▸ Extracted information:
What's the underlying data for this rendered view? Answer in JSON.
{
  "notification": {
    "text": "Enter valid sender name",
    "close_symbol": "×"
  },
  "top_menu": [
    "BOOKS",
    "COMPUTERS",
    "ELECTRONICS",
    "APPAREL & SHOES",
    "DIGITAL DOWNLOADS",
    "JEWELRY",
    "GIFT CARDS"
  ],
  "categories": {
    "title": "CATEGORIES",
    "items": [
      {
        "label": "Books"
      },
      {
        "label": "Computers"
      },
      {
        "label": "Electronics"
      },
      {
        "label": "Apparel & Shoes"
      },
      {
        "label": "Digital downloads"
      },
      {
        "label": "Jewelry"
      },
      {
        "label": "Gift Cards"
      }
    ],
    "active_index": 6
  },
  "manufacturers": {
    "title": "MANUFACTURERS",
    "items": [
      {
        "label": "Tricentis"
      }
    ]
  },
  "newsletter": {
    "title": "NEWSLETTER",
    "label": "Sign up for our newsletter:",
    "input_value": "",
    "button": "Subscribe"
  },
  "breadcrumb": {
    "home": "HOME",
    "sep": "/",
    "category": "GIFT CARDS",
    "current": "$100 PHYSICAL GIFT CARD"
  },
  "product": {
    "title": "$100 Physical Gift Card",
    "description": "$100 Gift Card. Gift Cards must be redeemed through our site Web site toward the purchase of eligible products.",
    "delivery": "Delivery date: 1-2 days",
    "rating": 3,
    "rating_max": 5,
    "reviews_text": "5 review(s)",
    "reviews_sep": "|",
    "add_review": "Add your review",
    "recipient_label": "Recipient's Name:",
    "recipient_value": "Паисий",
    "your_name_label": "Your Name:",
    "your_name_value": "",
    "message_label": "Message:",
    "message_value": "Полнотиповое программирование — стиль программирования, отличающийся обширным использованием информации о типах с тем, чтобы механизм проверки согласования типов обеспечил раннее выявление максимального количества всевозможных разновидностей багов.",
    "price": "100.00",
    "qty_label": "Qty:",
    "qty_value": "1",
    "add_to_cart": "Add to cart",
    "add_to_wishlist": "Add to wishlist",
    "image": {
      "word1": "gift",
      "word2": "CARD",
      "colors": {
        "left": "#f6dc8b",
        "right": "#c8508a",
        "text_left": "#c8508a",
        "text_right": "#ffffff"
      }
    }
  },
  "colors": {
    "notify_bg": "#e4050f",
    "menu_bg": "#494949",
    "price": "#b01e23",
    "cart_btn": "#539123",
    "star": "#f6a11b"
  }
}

▸ Work required: Here, the records must be output exactly and in full.

▸ Finished answer:
What's the underlying data for this rendered view? Answer in JSON.
{
  "notification": {
    "text": "Enter valid sender name",
    "close_symbol": "×"
  },
  "top_menu": [
    "BOOKS",
    "COMPUTERS",
    "ELECTRONICS",
    "APPAREL & SHOES",
    "DIGITAL DOWNLOADS",
    "JEWELRY",
    "GIFT CARDS"
  ],
  "categories": {
    "title": "CATEGORIES",
    "items": [
      {
        "label": "Books"
      },
      {
        "label": "Computers"
      },
      {
        "label": "Electronics"
      },
      {
        "label": "Apparel & Shoes"
      },
      {
        "label": "Digital downloads"
      },
      {
        "label": "Jewelry"
      },
      {
        "label": "Gift Cards"
      }
    ],
    "active_index": 6
  },
  "manufacturers": {
    "title": "MANUFACTURERS",
    "items": [
      {
        "label": "Tricentis"
      }
    ]
  },
  "newsletter": {
    "title": "NEWSLETTER",
    "label": "Sign up for our newsletter:",
    "input_value": "",
    "button": "Subscribe"
  },
  "breadcrumb": {
    "home": "HOME",
    "sep": "/",
    "category": "GIFT CARDS",
    "current": "$100 PHYSICAL GIFT CARD"
  },
  "product": {
    "title": "$100 Physical Gift Card",
    "description": "$100 Gift Card. Gift Cards must be redeemed through our site Web site toward the purchase of eligible products.",
    "delivery": "Delivery date: 1-2 days",
    "rating": 3,
    "rating_max": 5,
    "reviews_text": "5 review(s)",
    "reviews_sep": "|",
    "add_review": "Add your review",
    "recipient_label": "Recipient's Name:",
    "recipient_value": "Паисий",
    "your_name_label": "Your Name:",
    "your_name_value": "",
    "message_label": "Message:",
    "message_value": "Полнотиповое программирование — стиль программирования, отличающийся обширным использованием информации о типах с тем, чтобы механизм проверки согласования типов обеспечил раннее выявление максимального количества всевозможных разновидностей багов.",
    "price": "100.00",
    "qty_label": "Qty:",
    "qty_value": "1",
    "add_to_cart": "Add to cart",
    "add_to_wishlist": "Add to wishlist",
    "image": {
      "word1": "gift",
      "word2": "CARD",
      "colors": {
        "left": "#f6dc8b",
        "right": "#c8508a",
        "text_left": "#c8508a",
        "text_right": "#ffffff"
      }
    }
  },
  "colors": {
    "notify_bg": "#e4050f",
    "menu_bg": "#494949",
    "price": "#b01e23",
    "cart_btn": "#539123",
    "star": "#f6a11b"
  }
}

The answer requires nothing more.